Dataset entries
★ ★ ★ ★ ★

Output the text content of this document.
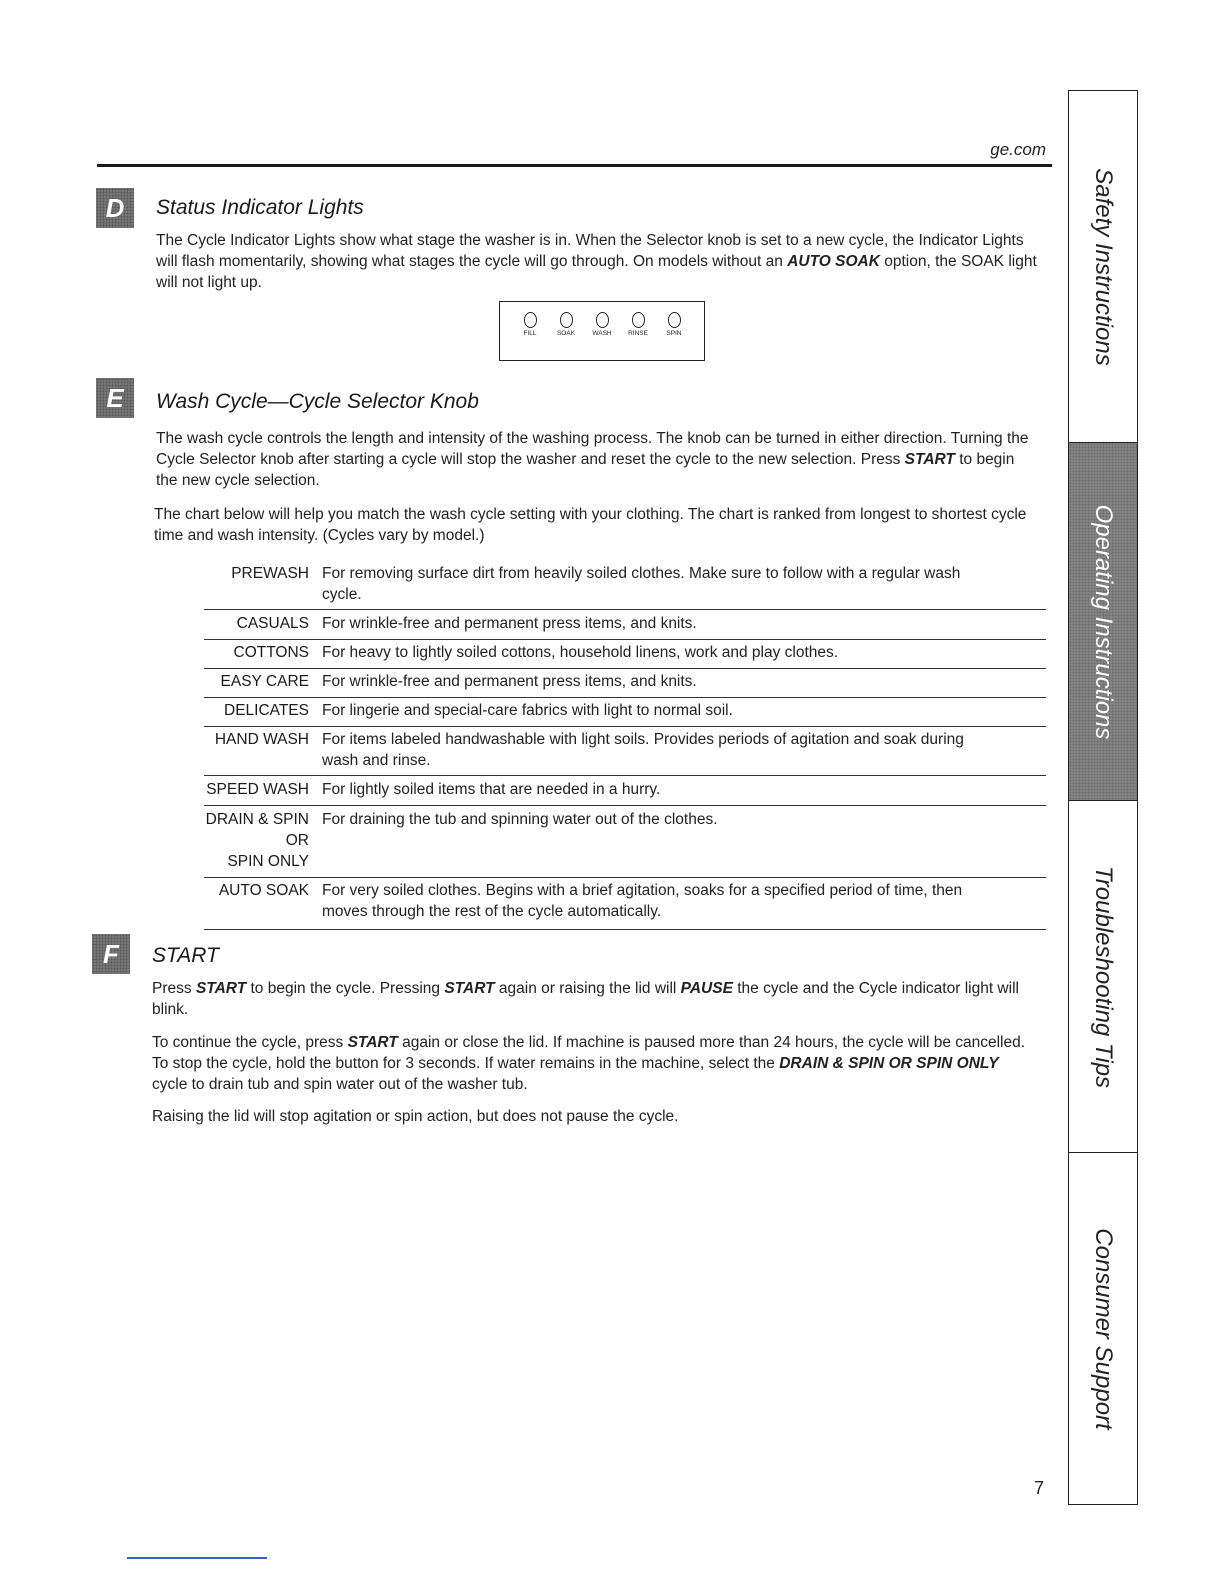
ge.com
Safety Instructions
Operating Instructions
Troubleshooting Tips
Consumer Support
D	Status Indicator Lights
The Cycle Indicator Lights show what stage the washer is in. When the Selector knob is set to a new cycle, the Indicator Lights will flash momentarily, showing what stages the cycle will go through. On models without an AUTO SOAK option, the SOAK light will not light up.
FILL	SOAK	WASH	RINSE	SPIN
E	Wash Cycle—Cycle Selector Knob
The wash cycle controls the length and intensity of the washing process. The knob can be turned in either direction. Turning the Cycle Selector knob after starting a cycle will stop the washer and reset the cycle to the new selection. Press START to begin the new cycle selection.
The chart below will help you match the wash cycle setting with your clothing. The chart is ranked from longest to shortest cycle time and wash intensity. (Cycles vary by model.)
PREWASH For removing surface dirt from heavily soiled clothes. Make sure to follow with a regular wash cycle.
CASUALS For wrinkle-free and permanent press items, and knits.
COTTONS For heavy to lightly soiled cottons, household linens, work and play clothes.
EASY CARE For wrinkle-free and permanent press items, and knits.
DELICATES For lingerie and special-care fabrics with light to normal soil.
HAND WASH For items labeled handwashable with light soils. Provides periods of agitation and soak during wash and rinse.
SPEED WASH For lightly soiled items that are needed in a hurry.
DRAIN & SPIN
OR
SPIN ONLY
For draining the tub and spinning water out of the clothes.
AUTO SOAK For very soiled clothes. Begins with a brief agitation, soaks for a specified period of time, then moves through the rest of the cycle automatically.
F	START
Press START to begin the cycle. Pressing START again or raising the lid will PAUSE the cycle and the Cycle indicator light will blink.
To continue the cycle, press START again or close the lid. If machine is paused more than 24 hours, the cycle will be cancelled. To stop the cycle, hold the button for 3 seconds. If water remains in the machine, select the DRAIN & SPIN OR SPIN ONLY cycle to drain tub and spin water out of the washer tub.
Raising the lid will stop agitation or spin action, but does not pause the cycle.
7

★ ★ ★ ★ ★

EXERCISE TASK —
Write out every line of the preceding listing that contains "knits".

SOLUTION —
CASUALS For wrinkle-free and permanent press items, and knits.
EASY CARE For wrinkle-free and permanent press items, and knits.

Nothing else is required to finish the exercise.